==== Material shown ====

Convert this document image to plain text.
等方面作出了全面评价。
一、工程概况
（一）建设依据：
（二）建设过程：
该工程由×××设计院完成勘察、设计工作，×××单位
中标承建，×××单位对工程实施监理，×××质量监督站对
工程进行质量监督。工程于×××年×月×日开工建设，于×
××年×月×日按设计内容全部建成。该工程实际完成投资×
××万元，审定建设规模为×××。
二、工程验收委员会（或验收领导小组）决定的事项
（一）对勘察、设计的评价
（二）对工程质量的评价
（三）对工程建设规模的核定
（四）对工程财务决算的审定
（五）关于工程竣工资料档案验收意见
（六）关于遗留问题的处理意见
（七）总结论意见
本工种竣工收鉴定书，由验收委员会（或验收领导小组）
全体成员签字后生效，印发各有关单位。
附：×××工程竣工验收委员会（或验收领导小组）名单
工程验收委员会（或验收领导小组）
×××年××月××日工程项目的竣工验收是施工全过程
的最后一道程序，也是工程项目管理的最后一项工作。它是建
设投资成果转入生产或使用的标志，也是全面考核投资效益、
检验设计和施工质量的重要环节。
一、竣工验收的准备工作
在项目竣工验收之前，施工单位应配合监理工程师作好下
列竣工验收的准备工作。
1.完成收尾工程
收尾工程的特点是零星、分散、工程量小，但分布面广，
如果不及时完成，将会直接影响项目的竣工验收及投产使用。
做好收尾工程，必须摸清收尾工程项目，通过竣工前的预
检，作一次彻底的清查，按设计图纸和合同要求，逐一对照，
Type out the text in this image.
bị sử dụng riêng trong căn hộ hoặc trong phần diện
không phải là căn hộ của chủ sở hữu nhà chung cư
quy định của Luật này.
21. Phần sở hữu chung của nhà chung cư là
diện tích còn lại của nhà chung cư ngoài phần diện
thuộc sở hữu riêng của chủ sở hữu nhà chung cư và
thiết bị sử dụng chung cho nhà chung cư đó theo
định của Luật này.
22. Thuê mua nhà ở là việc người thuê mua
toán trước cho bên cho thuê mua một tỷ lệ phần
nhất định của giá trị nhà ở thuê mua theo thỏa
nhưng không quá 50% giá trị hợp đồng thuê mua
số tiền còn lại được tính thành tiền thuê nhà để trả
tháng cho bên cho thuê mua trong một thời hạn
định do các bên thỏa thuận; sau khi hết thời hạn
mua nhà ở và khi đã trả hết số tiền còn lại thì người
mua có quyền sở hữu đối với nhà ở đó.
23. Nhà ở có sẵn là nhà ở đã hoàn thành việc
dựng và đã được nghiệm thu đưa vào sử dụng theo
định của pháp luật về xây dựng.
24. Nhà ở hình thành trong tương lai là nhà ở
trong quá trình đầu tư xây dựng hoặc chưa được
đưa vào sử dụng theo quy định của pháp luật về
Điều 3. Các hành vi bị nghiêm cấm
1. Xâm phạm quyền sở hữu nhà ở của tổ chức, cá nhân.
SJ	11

====

Your task is to repeat every line exactly.

• Task solution:
Convert this document image to plain text.
等方面作出了全面评价。
一、工程概况
（一）建设依据：
（二）建设过程：
该工程由×××设计院完成勘察、设计工作，×××单位
中标承建，×××单位对工程实施监理，×××质量监督站对
工程进行质量监督。工程于×××年×月×日开工建设，于×
××年×月×日按设计内容全部建成。该工程实际完成投资×
××万元，审定建设规模为×××。
二、工程验收委员会（或验收领导小组）决定的事项
（一）对勘察、设计的评价
（二）对工程质量的评价
（三）对工程建设规模的核定
（四）对工程财务决算的审定
（五）关于工程竣工资料档案验收意见
（六）关于遗留问题的处理意见
（七）总结论意见
本工种竣工收鉴定书，由验收委员会（或验收领导小组）
全体成员签字后生效，印发各有关单位。
附：×××工程竣工验收委员会（或验收领导小组）名单
工程验收委员会（或验收领导小组）
×××年××月××日工程项目的竣工验收是施工全过程
的最后一道程序，也是工程项目管理的最后一项工作。它是建
设投资成果转入生产或使用的标志，也是全面考核投资效益、
检验设计和施工质量的重要环节。
一、竣工验收的准备工作
在项目竣工验收之前，施工单位应配合监理工程师作好下
列竣工验收的准备工作。
1.完成收尾工程
收尾工程的特点是零星、分散、工程量小，但分布面广，
如果不及时完成，将会直接影响项目的竣工验收及投产使用。
做好收尾工程，必须摸清收尾工程项目，通过竣工前的预
检，作一次彻底的清查，按设计图纸和合同要求，逐一对照，
Type out the text in this image.
bị sử dụng riêng trong căn hộ hoặc trong phần diện
không phải là căn hộ của chủ sở hữu nhà chung cư
quy định của Luật này.
21. Phần sở hữu chung của nhà chung cư là
diện tích còn lại của nhà chung cư ngoài phần diện
thuộc sở hữu riêng của chủ sở hữu nhà chung cư và
thiết bị sử dụng chung cho nhà chung cư đó theo
định của Luật này.
22. Thuê mua nhà ở là việc người thuê mua
toán trước cho bên cho thuê mua một tỷ lệ phần
nhất định của giá trị nhà ở thuê mua theo thỏa
nhưng không quá 50% giá trị hợp đồng thuê mua
số tiền còn lại được tính thành tiền thuê nhà để trả
tháng cho bên cho thuê mua trong một thời hạn
định do các bên thỏa thuận; sau khi hết thời hạn
mua nhà ở và khi đã trả hết số tiền còn lại thì người
mua có quyền sở hữu đối với nhà ở đó.
23. Nhà ở có sẵn là nhà ở đã hoàn thành việc
dựng và đã được nghiệm thu đưa vào sử dụng theo
định của pháp luật về xây dựng.
24. Nhà ở hình thành trong tương lai là nhà ở
trong quá trình đầu tư xây dựng hoặc chưa được
đưa vào sử dụng theo quy định của pháp luật về
Điều 3. Các hành vi bị nghiêm cấm
1. Xâm phạm quyền sở hữu nhà ở của tổ chức, cá nhân.
SJ	11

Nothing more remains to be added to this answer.